EU-Schweiz: Bisher gute Erfahrungen mit den bilateralen Verträgen. Keystone

Die bilateralen Verträge Schweiz-EU sind seit einem Jahr in Kraft. Eine erste Bilanz fällt aus Sicht des Bundesrates positiv aus.

Auch die Schweizer Wirtschaft gibt sich zufrieden.

Die Erwartungen der Wirtschaft in die bilateralen Verträge zwischen der Schweiz und der Europäischen Union haben sich nach den Worten von Bundesrat Joseph Deiss im ersten Jahr weitgehend erfüllt.

Zusammen mit Aussenministerin Micheline Calmy-Rey präsentierte der Wirtschaftsminister diese Woche in Bern eine Auswertung der bisherigen Erfahrungen mit den Bilateralen.

Die bilateralen Abkommen über Personen-, Land- und Luftverkehr, Landwirtschaft, Submissionswesen, technische Handelshemmnisse und Forschung waren nach dem Scheitern des Beitritts zum Europäischen Wirtschaftsraum (EWR) 1992 ausgehandelt worden. Sie traten nach dem Ja des Volkes im Mai 2000 am 1. Juni 2002 in Kraft.

## Aufgaben:
**A)** Nach welchem Ereignis wurden die bilateralen Abkommen laut dem Lesetext ausgehandelt, und was geschah, bevor sie in Kraft traten? Antworte in ein bis drei Sätzen.
**B)** Schreib den Lesetext über die bilateralen Verträge zwischen der Schweiz und der EU nach seinem letzten Satz weiter.

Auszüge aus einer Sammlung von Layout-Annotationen
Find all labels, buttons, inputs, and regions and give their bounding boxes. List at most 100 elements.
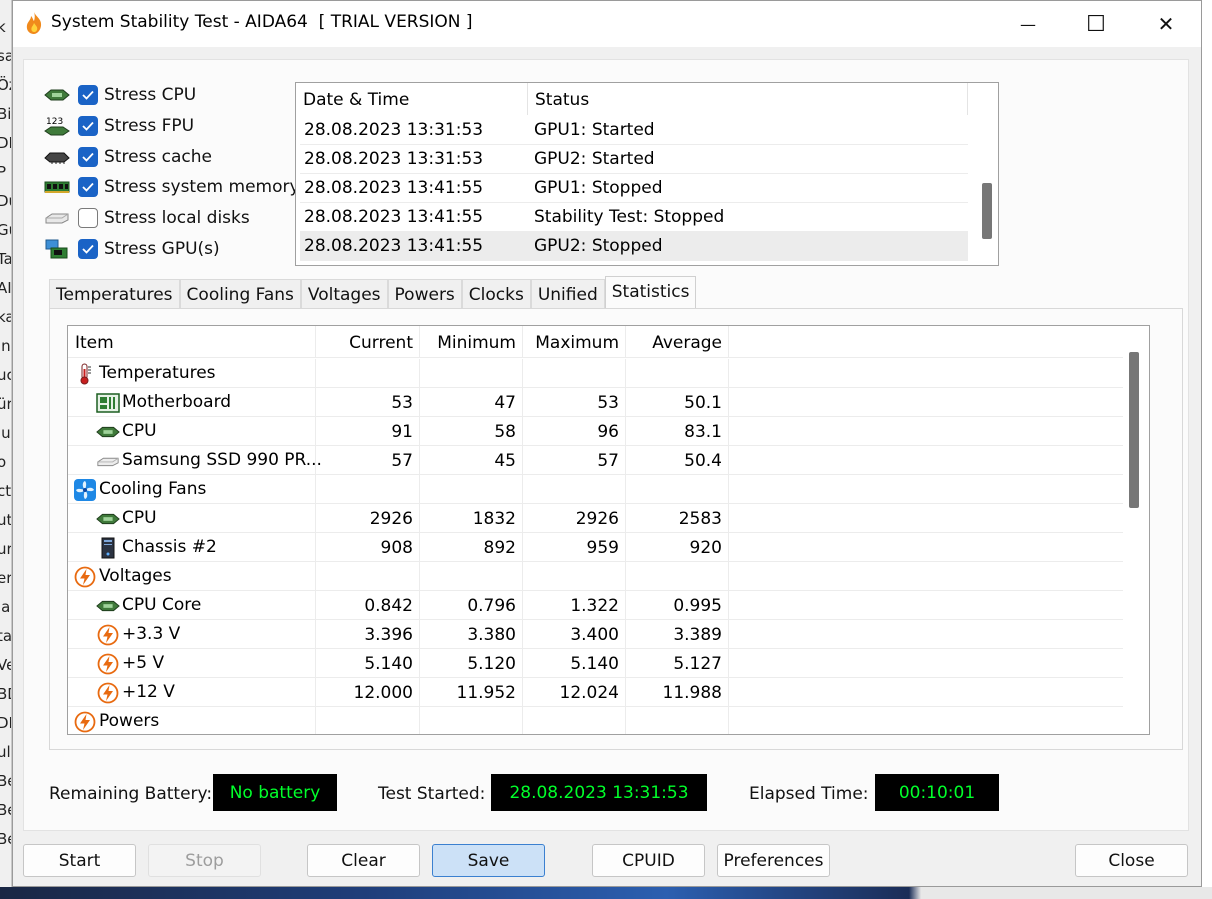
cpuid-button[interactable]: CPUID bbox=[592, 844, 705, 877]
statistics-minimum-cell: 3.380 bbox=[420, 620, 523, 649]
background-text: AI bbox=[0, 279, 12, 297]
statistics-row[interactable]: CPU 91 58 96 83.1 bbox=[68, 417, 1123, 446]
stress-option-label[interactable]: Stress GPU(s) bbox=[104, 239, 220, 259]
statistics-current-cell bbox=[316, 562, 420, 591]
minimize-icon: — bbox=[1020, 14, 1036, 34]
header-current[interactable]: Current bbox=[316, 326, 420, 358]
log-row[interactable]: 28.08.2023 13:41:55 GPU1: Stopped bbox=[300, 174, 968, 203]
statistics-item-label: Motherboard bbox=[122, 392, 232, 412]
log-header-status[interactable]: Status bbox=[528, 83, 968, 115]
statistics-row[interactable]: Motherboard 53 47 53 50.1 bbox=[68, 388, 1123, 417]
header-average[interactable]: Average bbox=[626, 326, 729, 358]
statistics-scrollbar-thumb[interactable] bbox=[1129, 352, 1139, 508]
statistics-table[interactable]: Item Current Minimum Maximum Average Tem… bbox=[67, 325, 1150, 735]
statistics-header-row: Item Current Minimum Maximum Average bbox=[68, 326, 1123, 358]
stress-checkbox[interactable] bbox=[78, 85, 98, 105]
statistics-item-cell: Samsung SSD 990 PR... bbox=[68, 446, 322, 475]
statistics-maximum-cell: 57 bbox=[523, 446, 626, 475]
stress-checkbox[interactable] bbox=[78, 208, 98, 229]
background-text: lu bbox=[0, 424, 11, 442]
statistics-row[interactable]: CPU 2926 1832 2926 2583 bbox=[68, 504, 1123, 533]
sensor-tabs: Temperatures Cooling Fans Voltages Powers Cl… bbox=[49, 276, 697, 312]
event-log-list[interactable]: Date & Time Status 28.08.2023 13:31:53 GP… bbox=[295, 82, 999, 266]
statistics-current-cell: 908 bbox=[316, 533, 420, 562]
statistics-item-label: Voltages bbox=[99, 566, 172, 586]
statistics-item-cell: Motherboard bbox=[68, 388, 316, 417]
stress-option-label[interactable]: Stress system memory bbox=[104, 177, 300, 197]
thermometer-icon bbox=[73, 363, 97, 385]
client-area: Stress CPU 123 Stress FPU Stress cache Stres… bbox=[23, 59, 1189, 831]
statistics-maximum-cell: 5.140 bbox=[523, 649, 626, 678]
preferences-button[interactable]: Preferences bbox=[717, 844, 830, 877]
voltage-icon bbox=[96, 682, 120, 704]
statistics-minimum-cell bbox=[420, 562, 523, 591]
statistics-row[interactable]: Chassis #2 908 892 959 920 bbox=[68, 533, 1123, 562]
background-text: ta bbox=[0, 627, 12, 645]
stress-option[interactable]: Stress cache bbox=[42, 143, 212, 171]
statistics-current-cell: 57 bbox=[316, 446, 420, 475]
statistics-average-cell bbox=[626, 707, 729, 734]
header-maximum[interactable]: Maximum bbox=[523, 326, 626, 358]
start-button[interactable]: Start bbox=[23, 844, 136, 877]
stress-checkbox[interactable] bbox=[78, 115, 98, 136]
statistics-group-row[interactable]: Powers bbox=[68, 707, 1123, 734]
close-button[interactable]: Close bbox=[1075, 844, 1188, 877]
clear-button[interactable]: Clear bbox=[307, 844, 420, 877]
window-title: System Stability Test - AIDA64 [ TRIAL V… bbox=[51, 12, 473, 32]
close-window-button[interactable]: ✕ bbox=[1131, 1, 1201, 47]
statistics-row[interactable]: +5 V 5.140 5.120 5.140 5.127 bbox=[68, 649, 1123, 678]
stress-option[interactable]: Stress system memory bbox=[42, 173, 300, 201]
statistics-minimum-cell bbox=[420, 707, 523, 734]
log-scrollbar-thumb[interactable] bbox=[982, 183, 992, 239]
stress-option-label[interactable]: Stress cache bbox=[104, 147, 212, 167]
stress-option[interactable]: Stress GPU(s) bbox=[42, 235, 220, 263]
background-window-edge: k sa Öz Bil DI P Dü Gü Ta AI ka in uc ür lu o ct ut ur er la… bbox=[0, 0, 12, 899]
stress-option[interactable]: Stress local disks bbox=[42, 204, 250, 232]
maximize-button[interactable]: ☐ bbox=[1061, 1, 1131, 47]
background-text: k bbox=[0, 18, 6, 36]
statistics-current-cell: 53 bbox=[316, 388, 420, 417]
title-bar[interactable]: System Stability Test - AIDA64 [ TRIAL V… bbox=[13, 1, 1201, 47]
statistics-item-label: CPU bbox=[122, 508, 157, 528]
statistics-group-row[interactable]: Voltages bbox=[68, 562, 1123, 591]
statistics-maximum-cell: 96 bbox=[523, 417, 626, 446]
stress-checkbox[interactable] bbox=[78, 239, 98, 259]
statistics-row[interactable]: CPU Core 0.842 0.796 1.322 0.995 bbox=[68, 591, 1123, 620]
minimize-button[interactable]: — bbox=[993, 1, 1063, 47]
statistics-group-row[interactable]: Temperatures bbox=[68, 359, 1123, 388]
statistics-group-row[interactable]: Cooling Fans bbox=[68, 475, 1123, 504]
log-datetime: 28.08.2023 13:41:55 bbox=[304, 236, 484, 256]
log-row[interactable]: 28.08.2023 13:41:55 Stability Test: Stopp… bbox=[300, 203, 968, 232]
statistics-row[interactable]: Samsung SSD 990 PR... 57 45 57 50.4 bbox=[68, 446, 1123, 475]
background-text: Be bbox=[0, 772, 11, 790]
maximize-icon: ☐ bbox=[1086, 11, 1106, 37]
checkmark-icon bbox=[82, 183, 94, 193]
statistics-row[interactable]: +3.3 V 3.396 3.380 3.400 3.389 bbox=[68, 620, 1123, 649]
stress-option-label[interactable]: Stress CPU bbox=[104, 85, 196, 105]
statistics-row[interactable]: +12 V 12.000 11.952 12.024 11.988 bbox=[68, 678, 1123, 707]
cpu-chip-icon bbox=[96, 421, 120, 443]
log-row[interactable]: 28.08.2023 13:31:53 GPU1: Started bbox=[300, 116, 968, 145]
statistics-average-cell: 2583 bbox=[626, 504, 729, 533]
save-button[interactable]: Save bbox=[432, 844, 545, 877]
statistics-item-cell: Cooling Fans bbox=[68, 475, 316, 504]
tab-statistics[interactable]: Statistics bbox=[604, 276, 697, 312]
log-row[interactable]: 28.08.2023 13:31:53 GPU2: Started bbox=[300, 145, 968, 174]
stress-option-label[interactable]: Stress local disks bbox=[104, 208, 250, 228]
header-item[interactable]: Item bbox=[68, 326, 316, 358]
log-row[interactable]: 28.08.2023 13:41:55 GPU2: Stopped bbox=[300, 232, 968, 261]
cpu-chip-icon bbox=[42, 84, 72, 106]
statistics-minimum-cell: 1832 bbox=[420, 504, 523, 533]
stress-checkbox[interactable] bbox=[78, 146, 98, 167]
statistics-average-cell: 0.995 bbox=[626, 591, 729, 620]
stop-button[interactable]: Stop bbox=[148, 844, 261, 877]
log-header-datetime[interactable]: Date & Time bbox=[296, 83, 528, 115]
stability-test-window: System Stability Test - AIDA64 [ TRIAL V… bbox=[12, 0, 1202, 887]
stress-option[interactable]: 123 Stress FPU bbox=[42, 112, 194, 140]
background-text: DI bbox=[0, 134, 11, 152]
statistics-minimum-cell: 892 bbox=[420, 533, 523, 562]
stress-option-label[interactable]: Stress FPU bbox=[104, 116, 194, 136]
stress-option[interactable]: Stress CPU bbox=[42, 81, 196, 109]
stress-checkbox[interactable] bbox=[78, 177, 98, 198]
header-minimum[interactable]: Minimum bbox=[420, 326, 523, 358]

## Erwartete Antworten:
**A)** Die Abkommen wurden nach dem Scheitern des Beitritts zum Europäischen Wirtschaftsraum (EWR) 1992 ausgehandelt. Bevor sie am 1. Juni 2002 in Kraft traten, sagte das Volk im Mai 2000 Ja dazu.

**B)**
Unentbehrlich für die Wirtschaft

Für eine abschliessende Beurteilung der Auswirkungen sei die statistische Datenbasis noch zu schmal, sagte Bundesrat Deiss. Die Wirtschaft stehe aber geschlossen hinter den Bilateralen I.

Mit der Inkraftsetzung der sieben Abkommen sei ein substanzieller Reformschub ausgelöst worden. Es liege allerdings in der Natur von Marktöffnungs-Abkommen, dass die Gewinne erst nach einer gewissen Zeit anfielen, während die Anpassungslasten sofort spürbar seien.

Deiss verwies auf die Stellungnahme des Wirtschaftsdachverbandes economiesuisse, der die bilateralen Abkommen als “unentbehrlich und unumgänglich” bezeichnet.

Befürchtungen der Gegner nicht eingetroffen

Nicht eingetroffen seien die zahlreichen Befürchtungen der Gegner bezüglich “Einwanderungsfluten” und “Lastwagen-Lawinen”, sagte Bundesrat Deiss.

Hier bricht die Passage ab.